Repeat each line word for word.
════════
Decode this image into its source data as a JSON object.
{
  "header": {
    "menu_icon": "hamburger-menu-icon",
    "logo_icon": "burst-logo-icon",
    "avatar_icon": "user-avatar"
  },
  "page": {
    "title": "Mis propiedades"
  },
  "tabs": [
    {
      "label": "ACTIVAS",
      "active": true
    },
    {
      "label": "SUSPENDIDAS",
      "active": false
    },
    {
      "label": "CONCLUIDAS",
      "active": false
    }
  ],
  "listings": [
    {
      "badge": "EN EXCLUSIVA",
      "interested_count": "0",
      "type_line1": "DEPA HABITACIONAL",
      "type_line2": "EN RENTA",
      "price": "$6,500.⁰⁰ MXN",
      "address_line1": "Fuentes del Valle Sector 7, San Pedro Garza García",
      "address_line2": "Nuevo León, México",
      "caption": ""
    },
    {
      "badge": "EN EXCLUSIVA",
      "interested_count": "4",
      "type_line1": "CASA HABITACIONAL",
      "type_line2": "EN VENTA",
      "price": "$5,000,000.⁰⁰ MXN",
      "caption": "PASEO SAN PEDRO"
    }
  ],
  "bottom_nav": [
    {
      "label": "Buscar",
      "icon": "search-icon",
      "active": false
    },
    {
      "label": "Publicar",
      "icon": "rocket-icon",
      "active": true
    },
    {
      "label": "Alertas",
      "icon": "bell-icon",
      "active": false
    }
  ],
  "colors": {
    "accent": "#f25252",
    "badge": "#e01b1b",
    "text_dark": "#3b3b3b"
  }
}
════════
* _PROBLEM SOLUTION_:
Decode this image into its source data as a JSON object.
{
  "header": {
    "menu_icon": "hamburger-menu-icon",
    "logo_icon": "burst-logo-icon",
    "avatar_icon": "user-avatar"
  },
  "page": {
    "title": "Mis propiedades"
  },
  "tabs": [
    {
      "label": "ACTIVAS",
      "active": true
    },
    {
      "label": "SUSPENDIDAS",
      "active": false
    },
    {
      "label": "CONCLUIDAS",
      "active": false
    }
  ],
  "listings": [
    {
      "badge": "EN EXCLUSIVA",
      "interested_count": "0",
      "type_line1": "DEPA HABITACIONAL",
      "type_line2": "EN RENTA",
      "price": "$6,500.⁰⁰ MXN",
      "address_line1": "Fuentes del Valle Sector 7, San Pedro Garza García",
      "address_line2": "Nuevo León, México",
      "caption": ""
    },
    {
      "badge": "EN EXCLUSIVA",
      "interested_count": "4",
      "type_line1": "CASA HABITACIONAL",
      "type_line2": "EN VENTA",
      "price": "$5,000,000.⁰⁰ MXN",
      "caption": "PASEO SAN PEDRO"
    }
  ],
  "bottom_nav": [
    {
      "label": "Buscar",
      "icon": "search-icon",
      "active": false
    },
    {
      "label": "Publicar",
      "icon": "rocket-icon",
      "active": true
    },
    {
      "label": "Alertas",
      "icon": "bell-icon",
      "active": false
    }
  ],
  "colors": {
    "accent": "#f25252",
    "badge": "#e01b1b",
    "text_dark": "#3b3b3b"
  }
}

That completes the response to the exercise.